### PROBLEM
Return a copy of each line that holds the string "indent".

******

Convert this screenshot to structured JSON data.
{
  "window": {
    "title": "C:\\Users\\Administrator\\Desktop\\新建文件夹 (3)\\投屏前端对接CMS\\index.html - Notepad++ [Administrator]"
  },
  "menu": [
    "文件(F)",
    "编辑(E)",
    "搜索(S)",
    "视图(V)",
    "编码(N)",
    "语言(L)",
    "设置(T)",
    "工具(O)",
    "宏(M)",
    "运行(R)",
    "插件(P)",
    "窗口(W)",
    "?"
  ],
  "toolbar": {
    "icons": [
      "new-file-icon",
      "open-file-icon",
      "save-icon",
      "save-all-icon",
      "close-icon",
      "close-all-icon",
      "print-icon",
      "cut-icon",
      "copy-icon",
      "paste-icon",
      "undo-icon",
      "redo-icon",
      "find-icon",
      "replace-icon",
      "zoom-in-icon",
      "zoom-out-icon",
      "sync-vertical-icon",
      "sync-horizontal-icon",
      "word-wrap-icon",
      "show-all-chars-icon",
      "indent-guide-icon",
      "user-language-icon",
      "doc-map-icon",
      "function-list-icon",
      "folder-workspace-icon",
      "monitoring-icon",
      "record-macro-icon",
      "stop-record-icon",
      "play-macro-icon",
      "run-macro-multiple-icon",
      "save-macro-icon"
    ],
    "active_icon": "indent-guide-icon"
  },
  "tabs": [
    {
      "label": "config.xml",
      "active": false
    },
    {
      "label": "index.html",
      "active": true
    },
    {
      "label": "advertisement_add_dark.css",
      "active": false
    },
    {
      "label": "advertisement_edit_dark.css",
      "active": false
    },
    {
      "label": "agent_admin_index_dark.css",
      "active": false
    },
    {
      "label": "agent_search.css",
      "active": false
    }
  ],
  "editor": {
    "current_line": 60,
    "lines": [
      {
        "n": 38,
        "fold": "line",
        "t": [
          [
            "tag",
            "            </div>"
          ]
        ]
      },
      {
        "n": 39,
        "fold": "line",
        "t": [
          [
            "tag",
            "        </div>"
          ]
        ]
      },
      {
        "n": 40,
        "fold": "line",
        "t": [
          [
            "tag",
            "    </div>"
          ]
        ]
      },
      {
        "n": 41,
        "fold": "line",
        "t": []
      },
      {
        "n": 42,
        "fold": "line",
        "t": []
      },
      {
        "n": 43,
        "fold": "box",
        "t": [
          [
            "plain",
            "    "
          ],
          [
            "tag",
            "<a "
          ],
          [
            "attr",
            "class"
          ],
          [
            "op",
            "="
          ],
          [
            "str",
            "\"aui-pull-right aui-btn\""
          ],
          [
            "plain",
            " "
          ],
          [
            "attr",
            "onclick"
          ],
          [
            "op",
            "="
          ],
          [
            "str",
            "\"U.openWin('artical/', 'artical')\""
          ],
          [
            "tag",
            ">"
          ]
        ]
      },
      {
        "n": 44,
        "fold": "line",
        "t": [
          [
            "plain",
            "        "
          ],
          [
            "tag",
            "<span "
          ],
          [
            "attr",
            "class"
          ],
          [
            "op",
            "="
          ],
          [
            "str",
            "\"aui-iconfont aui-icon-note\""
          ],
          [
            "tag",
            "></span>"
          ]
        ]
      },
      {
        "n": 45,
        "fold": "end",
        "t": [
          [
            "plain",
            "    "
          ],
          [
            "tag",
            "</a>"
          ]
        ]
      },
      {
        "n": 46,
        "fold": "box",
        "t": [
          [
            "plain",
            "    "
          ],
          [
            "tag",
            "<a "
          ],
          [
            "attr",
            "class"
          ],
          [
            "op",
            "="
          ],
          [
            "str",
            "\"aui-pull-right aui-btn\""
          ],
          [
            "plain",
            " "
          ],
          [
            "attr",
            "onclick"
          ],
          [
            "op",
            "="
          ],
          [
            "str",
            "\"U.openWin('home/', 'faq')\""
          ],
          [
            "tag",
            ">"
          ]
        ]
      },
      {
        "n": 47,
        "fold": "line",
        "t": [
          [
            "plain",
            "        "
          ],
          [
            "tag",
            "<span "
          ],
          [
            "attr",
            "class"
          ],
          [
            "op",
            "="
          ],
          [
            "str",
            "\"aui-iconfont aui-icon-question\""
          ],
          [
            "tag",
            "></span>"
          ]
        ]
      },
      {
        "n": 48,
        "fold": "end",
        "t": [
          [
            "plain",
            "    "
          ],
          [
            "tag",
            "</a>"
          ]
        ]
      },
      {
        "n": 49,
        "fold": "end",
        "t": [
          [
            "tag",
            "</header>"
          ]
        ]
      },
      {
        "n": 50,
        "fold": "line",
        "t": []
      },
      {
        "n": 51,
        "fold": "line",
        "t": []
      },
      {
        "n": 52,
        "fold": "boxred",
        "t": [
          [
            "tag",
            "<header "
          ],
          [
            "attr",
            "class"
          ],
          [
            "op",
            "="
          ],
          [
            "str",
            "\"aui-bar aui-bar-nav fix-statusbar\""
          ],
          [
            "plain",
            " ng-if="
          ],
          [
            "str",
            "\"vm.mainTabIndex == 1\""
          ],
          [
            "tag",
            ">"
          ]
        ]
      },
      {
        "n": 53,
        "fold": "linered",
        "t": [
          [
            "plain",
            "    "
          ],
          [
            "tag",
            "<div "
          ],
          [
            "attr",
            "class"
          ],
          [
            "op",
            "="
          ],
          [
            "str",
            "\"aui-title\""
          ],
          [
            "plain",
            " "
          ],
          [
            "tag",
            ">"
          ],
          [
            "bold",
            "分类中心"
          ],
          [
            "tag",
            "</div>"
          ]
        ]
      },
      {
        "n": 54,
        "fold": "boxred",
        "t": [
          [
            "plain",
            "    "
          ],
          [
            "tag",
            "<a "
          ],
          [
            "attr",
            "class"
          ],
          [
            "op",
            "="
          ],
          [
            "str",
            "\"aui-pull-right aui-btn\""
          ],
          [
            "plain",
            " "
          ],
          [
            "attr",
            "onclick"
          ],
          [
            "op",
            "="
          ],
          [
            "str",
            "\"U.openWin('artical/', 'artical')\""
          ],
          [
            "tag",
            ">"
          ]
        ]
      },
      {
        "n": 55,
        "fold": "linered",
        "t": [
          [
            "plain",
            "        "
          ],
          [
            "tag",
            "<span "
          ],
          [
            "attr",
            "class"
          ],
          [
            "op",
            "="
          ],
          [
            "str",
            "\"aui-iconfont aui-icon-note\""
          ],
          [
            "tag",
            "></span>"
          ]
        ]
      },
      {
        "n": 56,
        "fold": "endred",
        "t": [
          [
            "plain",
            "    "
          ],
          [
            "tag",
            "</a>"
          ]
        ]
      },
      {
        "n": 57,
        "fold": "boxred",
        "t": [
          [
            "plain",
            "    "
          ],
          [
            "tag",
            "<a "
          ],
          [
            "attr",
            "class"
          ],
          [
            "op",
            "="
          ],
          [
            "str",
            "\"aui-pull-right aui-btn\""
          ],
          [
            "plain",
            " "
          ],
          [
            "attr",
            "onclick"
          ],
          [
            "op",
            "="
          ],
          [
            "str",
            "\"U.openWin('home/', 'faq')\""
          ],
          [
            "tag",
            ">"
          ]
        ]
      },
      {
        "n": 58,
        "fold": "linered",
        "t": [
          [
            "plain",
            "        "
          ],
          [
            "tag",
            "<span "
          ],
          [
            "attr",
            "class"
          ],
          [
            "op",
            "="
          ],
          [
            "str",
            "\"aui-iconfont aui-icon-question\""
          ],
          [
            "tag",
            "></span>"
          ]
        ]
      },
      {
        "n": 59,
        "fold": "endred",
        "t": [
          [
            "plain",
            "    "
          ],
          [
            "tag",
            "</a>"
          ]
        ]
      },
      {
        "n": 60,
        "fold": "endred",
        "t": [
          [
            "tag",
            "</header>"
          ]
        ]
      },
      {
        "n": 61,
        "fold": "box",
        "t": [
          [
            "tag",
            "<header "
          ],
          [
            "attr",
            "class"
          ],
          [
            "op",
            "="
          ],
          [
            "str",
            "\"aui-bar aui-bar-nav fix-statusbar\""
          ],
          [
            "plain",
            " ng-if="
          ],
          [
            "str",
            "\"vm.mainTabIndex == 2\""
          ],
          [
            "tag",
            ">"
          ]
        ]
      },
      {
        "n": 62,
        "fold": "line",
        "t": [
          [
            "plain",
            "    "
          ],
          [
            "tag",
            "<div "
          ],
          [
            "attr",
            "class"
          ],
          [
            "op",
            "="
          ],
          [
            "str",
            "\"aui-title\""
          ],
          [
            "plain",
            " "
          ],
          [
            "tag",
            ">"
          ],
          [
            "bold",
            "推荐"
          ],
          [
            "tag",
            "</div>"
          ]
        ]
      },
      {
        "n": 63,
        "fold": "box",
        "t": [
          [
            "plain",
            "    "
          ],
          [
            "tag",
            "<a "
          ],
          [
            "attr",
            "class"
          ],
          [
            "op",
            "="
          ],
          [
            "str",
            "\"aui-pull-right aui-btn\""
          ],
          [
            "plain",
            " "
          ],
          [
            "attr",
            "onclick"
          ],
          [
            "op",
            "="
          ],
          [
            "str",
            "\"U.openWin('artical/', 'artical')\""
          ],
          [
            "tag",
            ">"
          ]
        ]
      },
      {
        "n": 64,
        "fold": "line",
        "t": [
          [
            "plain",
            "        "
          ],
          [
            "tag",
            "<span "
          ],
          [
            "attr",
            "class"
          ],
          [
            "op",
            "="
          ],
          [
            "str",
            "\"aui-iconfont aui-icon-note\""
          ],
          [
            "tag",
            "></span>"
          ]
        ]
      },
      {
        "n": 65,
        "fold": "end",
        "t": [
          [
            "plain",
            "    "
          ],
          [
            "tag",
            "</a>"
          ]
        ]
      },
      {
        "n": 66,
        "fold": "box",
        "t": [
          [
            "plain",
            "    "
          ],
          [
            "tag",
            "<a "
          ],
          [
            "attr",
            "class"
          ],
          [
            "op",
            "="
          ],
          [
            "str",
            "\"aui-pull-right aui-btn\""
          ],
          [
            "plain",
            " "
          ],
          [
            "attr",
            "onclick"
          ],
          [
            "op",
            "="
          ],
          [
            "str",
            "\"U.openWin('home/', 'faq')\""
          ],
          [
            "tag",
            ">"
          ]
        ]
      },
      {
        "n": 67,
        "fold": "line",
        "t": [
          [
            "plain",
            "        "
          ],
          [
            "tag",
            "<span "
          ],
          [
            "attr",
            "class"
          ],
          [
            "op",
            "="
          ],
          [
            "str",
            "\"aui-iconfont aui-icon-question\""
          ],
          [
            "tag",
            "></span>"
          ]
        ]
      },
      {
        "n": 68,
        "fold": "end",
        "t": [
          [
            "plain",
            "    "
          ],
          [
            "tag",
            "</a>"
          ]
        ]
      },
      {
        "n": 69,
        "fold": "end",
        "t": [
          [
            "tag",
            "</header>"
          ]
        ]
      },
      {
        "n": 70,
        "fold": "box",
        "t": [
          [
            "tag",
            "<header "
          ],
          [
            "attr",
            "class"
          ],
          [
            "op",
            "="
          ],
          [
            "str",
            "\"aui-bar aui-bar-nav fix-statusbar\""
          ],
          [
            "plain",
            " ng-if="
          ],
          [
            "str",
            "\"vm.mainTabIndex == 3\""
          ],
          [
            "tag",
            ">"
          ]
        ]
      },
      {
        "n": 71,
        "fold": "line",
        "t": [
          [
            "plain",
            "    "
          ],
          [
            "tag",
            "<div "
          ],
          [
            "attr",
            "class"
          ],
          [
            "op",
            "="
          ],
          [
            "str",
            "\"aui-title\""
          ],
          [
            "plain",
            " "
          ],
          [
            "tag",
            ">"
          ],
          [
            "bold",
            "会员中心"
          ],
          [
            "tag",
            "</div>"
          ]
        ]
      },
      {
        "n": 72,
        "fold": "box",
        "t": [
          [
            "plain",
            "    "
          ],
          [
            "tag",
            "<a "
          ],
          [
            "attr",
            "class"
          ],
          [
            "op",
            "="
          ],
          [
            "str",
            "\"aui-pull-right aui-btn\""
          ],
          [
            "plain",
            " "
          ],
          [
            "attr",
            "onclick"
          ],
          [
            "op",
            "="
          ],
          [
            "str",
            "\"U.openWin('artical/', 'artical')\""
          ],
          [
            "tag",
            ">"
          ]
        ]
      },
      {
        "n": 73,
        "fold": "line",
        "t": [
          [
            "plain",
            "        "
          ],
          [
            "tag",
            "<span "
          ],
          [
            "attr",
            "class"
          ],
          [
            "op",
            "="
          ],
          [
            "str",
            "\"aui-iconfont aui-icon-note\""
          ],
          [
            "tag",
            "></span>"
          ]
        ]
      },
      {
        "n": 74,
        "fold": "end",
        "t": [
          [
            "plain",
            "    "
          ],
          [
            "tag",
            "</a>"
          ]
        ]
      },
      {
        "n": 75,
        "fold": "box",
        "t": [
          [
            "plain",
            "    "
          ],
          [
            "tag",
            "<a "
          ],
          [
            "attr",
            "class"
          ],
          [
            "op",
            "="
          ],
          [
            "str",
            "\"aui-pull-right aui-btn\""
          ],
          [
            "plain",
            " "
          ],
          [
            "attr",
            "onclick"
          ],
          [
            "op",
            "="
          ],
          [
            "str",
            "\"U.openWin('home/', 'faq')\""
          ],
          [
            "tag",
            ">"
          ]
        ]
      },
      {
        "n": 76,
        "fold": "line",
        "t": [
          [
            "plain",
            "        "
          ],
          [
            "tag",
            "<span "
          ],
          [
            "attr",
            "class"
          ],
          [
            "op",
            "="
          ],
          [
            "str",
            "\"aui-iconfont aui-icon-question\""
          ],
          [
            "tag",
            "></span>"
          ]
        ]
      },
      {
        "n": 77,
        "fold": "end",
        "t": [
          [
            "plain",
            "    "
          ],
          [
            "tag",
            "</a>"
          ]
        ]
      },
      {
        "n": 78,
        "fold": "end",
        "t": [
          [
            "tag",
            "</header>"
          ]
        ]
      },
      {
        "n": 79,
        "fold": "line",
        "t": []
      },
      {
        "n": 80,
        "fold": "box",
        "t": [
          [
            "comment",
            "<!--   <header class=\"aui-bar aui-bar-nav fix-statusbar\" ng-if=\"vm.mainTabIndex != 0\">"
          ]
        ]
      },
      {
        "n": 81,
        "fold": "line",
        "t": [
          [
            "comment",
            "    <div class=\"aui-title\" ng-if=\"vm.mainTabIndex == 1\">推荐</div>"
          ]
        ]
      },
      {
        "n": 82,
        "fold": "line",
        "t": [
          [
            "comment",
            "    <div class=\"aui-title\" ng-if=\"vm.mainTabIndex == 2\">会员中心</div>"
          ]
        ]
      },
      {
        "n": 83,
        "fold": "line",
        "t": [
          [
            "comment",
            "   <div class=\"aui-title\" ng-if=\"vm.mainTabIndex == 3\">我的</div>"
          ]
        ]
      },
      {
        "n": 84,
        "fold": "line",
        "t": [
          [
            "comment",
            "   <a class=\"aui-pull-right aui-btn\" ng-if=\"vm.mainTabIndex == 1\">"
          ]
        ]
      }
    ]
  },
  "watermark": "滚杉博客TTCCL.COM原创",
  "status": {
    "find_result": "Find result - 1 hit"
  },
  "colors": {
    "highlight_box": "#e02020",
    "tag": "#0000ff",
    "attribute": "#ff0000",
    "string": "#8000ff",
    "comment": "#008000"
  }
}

******

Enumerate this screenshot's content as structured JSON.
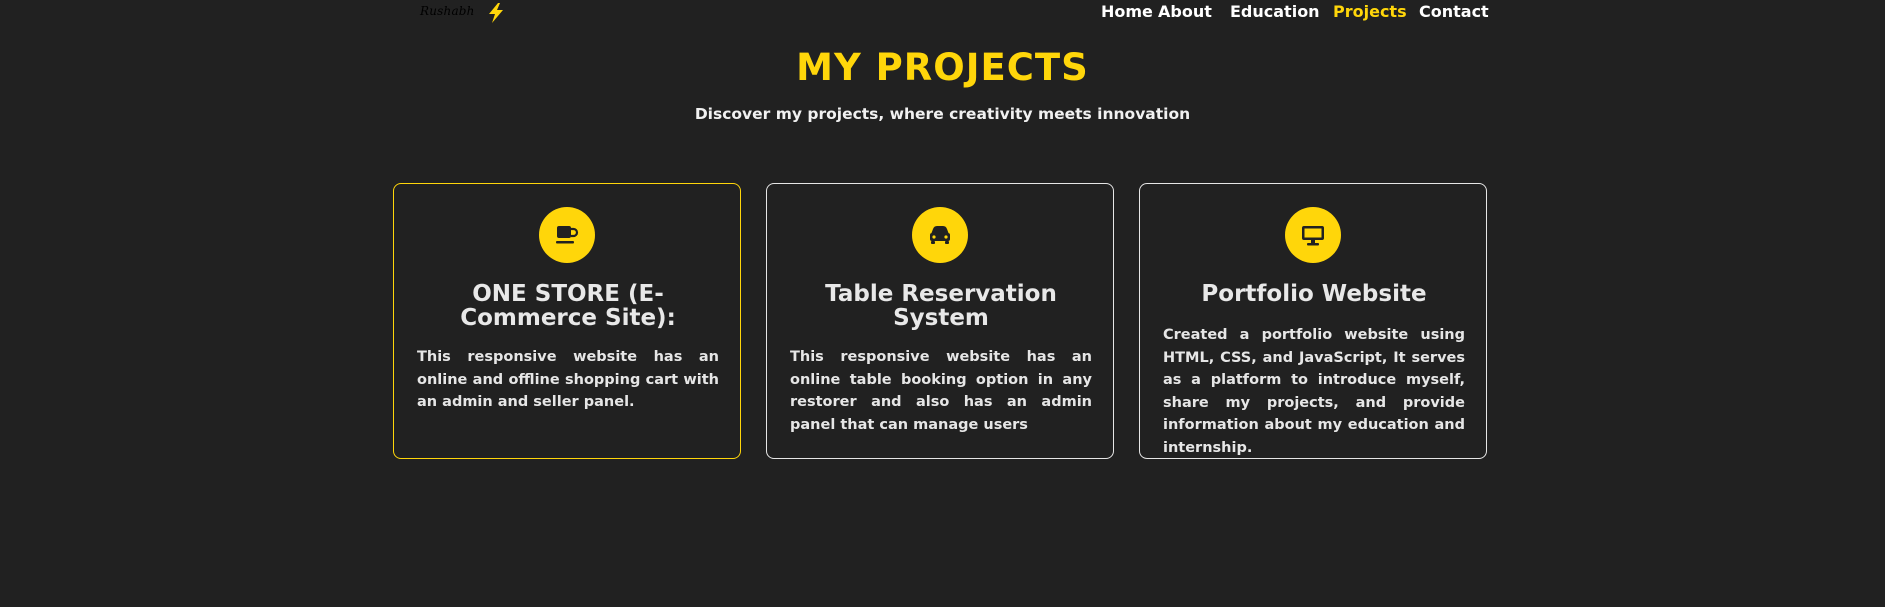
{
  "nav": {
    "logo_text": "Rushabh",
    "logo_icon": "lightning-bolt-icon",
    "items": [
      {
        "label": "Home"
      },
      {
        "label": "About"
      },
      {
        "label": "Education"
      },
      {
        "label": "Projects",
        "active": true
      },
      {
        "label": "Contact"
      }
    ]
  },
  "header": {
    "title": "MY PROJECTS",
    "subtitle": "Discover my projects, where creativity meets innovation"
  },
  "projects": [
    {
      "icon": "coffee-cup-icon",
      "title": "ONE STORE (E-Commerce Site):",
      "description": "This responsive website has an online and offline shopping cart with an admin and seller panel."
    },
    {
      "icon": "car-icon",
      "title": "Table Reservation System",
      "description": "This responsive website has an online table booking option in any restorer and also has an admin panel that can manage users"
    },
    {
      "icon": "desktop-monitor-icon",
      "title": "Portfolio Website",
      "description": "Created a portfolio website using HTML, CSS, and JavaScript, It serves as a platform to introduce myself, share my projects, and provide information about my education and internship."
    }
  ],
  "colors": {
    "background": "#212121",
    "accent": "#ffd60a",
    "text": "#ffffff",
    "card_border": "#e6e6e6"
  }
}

******

### EXERCISE ANSWER
      "indent-guide-icon",
    "active_icon": "indent-guide-icon"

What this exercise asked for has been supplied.